— START Input data —

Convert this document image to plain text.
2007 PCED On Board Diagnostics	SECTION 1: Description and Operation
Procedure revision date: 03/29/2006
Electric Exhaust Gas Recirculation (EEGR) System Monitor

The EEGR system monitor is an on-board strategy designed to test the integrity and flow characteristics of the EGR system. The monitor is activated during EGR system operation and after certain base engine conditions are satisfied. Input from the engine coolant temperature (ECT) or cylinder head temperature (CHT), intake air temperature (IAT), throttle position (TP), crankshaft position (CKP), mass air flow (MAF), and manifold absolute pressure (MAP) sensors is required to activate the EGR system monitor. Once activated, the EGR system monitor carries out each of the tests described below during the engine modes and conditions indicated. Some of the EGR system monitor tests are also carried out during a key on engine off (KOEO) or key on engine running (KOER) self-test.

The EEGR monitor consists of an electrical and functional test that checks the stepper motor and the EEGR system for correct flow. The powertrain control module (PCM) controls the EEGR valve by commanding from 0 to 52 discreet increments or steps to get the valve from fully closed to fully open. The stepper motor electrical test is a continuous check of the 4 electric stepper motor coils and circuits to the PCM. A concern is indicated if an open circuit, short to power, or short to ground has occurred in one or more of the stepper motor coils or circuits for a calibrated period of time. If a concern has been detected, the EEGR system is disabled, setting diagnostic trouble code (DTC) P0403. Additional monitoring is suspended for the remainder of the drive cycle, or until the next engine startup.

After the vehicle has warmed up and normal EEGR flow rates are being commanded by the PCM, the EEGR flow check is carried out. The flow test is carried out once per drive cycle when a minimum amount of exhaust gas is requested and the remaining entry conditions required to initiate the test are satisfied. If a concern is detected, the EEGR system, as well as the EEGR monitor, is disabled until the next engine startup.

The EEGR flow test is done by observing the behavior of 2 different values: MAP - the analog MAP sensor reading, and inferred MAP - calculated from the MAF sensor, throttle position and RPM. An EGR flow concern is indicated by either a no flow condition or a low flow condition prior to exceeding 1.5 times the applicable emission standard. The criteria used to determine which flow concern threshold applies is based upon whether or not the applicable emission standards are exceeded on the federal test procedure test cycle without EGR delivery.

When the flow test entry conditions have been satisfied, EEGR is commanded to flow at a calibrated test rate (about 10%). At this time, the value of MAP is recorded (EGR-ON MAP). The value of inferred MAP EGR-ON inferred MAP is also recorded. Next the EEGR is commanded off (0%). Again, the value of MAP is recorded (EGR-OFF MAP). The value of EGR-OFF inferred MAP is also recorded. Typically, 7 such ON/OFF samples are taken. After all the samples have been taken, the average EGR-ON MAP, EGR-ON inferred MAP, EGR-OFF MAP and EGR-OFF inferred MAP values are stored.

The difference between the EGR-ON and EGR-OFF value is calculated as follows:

— END Input data —
— START Input data —

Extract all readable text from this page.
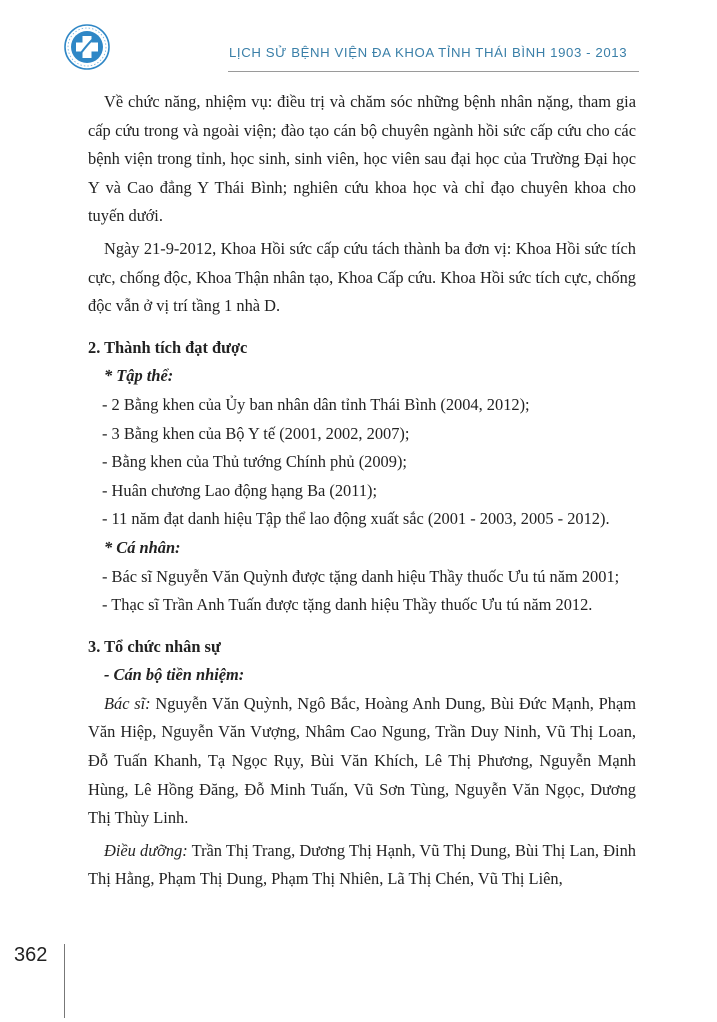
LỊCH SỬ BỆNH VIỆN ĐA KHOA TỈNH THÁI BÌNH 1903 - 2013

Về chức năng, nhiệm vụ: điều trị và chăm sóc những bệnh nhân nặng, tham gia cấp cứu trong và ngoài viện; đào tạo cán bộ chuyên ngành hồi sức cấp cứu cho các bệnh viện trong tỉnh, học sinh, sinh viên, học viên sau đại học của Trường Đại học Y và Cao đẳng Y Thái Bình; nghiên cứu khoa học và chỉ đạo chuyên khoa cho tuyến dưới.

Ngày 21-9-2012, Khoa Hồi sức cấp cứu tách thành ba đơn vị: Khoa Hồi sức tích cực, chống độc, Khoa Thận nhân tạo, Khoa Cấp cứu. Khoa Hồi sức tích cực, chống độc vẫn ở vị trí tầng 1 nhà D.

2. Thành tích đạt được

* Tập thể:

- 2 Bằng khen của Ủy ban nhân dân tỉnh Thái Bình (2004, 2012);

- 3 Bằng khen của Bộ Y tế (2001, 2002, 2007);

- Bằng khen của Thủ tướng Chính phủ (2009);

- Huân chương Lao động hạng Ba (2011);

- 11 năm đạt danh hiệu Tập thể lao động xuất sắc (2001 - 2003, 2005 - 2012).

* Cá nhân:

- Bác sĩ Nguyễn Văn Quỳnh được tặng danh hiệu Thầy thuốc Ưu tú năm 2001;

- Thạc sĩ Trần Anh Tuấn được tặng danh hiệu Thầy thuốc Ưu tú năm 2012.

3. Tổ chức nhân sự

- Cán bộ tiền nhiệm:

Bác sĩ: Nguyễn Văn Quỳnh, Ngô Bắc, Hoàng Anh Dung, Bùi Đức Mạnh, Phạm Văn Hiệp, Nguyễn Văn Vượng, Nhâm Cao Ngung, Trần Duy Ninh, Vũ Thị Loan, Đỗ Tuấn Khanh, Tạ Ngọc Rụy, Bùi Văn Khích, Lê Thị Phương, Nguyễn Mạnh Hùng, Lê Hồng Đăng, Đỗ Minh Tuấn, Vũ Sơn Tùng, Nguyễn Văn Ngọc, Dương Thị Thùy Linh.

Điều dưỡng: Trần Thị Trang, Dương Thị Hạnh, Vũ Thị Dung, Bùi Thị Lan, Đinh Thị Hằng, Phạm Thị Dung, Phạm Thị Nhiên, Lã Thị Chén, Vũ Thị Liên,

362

— END Input data —
— START Input data —

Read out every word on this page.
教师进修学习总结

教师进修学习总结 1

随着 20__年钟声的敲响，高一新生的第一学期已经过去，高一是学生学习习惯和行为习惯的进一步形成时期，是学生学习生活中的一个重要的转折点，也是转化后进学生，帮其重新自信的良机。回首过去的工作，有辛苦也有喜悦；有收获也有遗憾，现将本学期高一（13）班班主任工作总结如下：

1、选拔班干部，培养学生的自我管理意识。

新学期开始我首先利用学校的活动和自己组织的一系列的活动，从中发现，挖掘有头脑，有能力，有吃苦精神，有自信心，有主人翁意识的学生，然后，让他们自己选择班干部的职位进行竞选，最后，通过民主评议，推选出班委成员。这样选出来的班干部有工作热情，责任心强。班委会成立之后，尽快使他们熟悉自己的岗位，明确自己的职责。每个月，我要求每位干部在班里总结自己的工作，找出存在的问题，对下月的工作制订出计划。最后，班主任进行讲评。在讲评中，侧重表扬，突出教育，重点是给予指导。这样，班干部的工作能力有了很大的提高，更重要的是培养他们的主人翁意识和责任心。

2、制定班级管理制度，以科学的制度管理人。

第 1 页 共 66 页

— END Input data —

- What is asked: In the entries above, identify every line with the string "Tuấn".

- Finished answer:
- Thạc sĩ Trần Anh Tuấn được tặng danh hiệu Thầy thuốc Ưu tú năm 2012.
Bác sĩ: Nguyễn Văn Quỳnh, Ngô Bắc, Hoàng Anh Dung, Bùi Đức Mạnh, Phạm Văn Hiệp, Nguyễn Văn Vượng, Nhâm Cao Ngung, Trần Duy Ninh, Vũ Thị Loan, Đỗ Tuấn Khanh, Tạ Ngọc Rụy, Bùi Văn Khích, Lê Thị Phương, Nguyễn Mạnh Hùng, Lê Hồng Đăng, Đỗ Minh Tuấn, Vũ Sơn Tùng, Nguyễn Văn Ngọc, Dương Thị Thùy Linh.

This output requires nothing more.